** START OF SUPPLIED DATA **

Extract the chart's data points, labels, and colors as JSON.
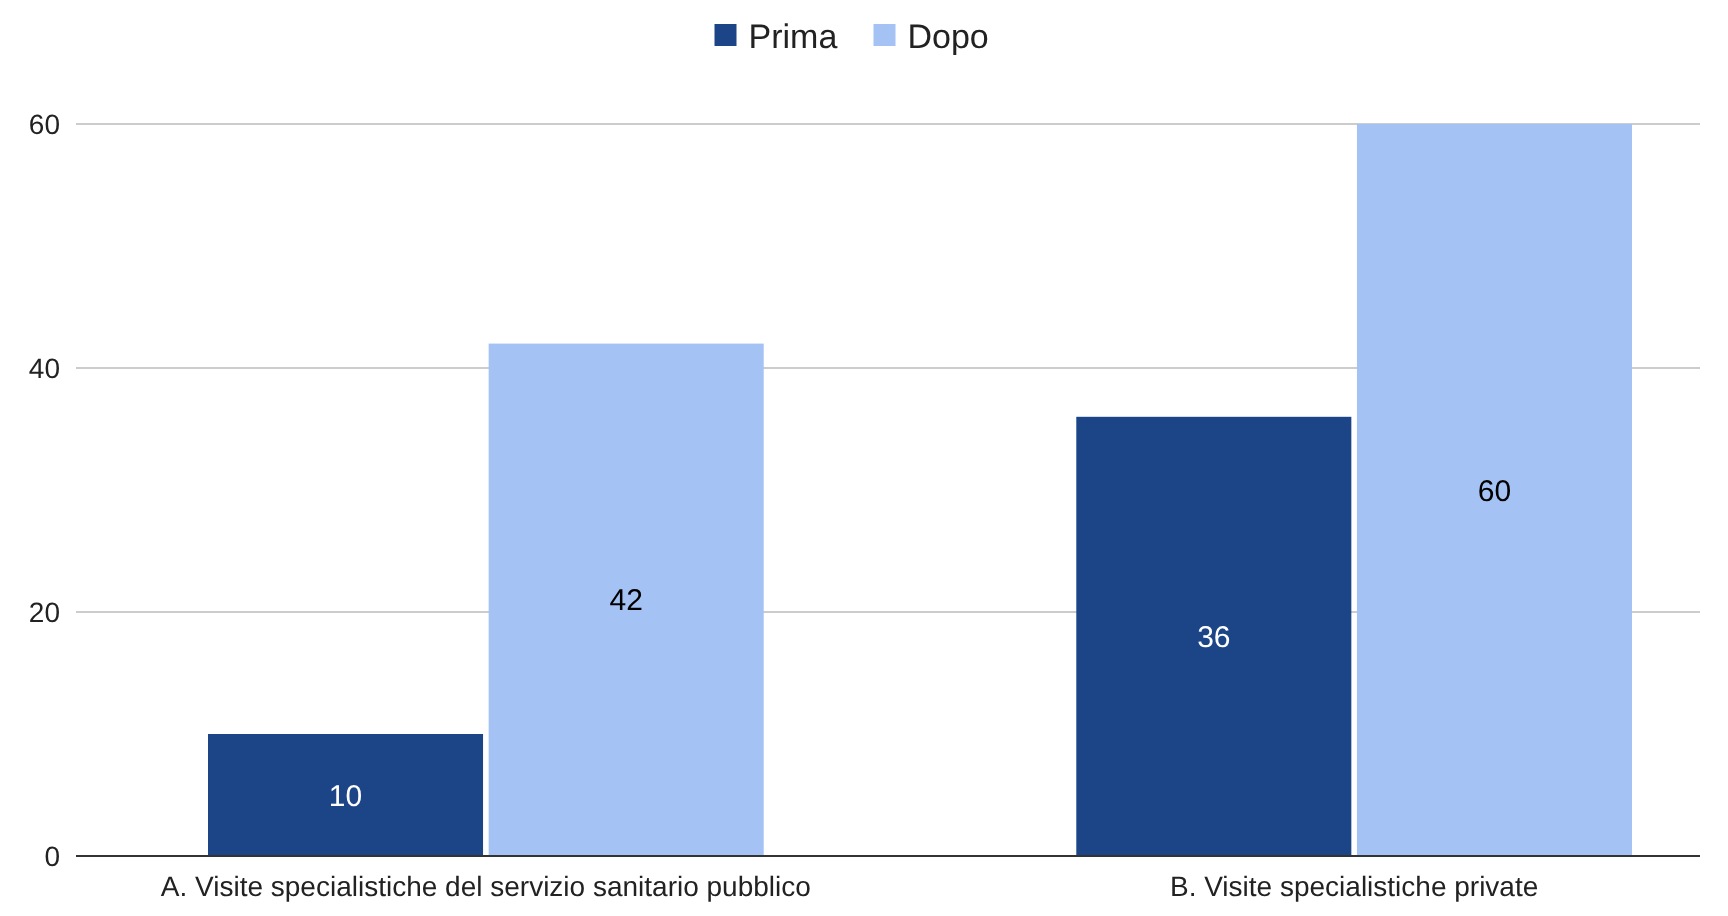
{
  "chart_data": {
    "type": "bar",
    "categories": [
      "A. Visite specialistiche del servizio sanitario pubblico",
      "B. Visite specialistiche private"
    ],
    "series": [
      {
        "name": "Prima",
        "color": "#1c4587",
        "values": [
          10,
          36
        ]
      },
      {
        "name": "Dopo",
        "color": "#a4c2f4",
        "values": [
          42,
          60
        ]
      }
    ],
    "ylim": [
      0,
      60
    ],
    "yticks": [
      0,
      20,
      40,
      60
    ],
    "grid": "y",
    "legend": "top",
    "data_labels": true
  }
}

** END OF SUPPLIED DATA **

» **GIVEN INSTRUCTION**:
Return all the entries word for word, but omit any pictures they contain.

» **COMPLETE RESPONSE**:
Extract the chart's data points, labels, and colors as JSON.
{
  "chart_data": {
    "type": "bar",
    "categories": [
      "A. Visite specialistiche del servizio sanitario pubblico",
      "B. Visite specialistiche private"
    ],
    "series": [
      {
        "name": "Prima",
        "color": "#1c4587",
        "values": [
          10,
          36
        ]
      },
      {
        "name": "Dopo",
        "color": "#a4c2f4",
        "values": [
          42,
          60
        ]
      }
    ],
    "ylim": [
      0,
      60
    ],
    "yticks": [
      0,
      20,
      40,
      60
    ],
    "grid": "y",
    "legend": "top",
    "data_labels": true
  }
}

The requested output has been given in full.